Your task is to locate every line holding the string "email" and to copy each of them.

## START DATASET EXTRACT

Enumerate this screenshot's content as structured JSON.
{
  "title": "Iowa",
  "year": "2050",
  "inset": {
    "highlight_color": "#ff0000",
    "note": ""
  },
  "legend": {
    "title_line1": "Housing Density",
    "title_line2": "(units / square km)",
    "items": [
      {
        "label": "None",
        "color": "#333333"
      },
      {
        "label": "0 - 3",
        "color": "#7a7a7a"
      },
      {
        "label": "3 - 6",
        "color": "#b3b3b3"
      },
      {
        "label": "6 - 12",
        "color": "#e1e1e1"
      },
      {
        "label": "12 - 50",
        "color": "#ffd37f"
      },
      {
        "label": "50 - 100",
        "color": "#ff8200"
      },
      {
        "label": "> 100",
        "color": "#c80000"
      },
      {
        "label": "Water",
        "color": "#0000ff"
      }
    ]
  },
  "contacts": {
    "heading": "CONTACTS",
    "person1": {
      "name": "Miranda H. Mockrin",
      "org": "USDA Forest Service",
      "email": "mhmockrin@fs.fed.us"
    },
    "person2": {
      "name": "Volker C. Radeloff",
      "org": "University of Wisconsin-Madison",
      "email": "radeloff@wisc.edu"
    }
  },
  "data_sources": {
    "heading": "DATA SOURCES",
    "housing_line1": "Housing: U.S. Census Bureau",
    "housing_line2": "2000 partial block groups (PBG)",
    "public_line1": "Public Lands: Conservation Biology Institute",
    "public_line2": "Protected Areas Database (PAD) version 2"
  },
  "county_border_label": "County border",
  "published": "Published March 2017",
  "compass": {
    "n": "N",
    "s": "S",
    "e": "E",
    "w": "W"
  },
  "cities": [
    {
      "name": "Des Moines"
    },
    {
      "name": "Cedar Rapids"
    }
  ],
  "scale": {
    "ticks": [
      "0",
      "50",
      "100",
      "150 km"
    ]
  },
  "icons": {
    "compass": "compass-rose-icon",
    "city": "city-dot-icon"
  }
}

## END DATASET EXTRACT
## START DATASET EXTRACT

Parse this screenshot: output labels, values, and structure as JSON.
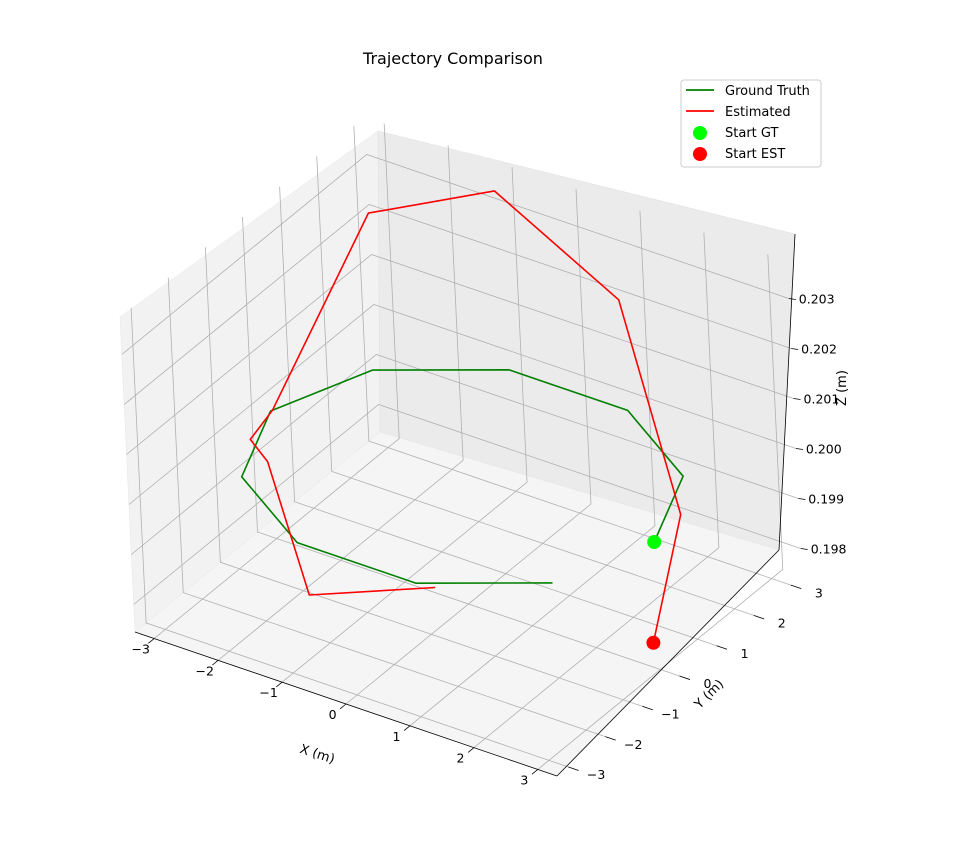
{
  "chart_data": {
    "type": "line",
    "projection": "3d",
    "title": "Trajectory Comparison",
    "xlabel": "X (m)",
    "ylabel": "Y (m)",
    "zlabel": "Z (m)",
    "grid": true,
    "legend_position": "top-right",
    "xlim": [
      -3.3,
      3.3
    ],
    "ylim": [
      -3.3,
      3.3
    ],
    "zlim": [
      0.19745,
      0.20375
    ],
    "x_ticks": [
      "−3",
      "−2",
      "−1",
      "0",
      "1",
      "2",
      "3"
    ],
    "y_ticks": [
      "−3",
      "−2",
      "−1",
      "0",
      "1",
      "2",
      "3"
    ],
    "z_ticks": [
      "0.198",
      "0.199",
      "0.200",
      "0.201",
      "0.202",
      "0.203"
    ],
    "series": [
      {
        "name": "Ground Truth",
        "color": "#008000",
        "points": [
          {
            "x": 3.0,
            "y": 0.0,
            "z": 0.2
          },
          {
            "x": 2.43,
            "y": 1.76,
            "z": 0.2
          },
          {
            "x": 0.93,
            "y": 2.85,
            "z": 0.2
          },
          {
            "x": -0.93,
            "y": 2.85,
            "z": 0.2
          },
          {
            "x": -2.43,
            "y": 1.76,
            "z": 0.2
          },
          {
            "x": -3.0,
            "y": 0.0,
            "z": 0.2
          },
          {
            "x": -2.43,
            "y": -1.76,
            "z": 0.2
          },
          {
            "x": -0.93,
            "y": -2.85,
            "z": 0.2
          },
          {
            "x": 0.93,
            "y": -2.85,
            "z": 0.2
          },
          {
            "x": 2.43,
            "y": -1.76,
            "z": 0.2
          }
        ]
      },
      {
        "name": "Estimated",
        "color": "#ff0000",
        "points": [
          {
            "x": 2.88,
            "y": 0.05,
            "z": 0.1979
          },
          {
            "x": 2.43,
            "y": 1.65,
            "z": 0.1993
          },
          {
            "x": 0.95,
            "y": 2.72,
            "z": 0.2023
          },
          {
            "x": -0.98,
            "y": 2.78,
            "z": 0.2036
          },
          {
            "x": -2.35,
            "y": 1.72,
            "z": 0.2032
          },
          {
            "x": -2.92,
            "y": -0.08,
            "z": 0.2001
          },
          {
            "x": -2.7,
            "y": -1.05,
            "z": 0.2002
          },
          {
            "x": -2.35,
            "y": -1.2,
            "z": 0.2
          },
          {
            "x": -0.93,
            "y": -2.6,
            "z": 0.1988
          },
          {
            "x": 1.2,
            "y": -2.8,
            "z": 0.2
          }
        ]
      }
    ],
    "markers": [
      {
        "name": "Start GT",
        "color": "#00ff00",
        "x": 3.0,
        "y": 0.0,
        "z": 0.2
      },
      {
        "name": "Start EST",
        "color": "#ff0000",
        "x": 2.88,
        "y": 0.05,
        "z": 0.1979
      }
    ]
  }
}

## END DATASET EXTRACT

[CORRECT RESULT]:
      "email": "mhmockrin@fs.fed.us"
      "email": "radeloff@wisc.edu"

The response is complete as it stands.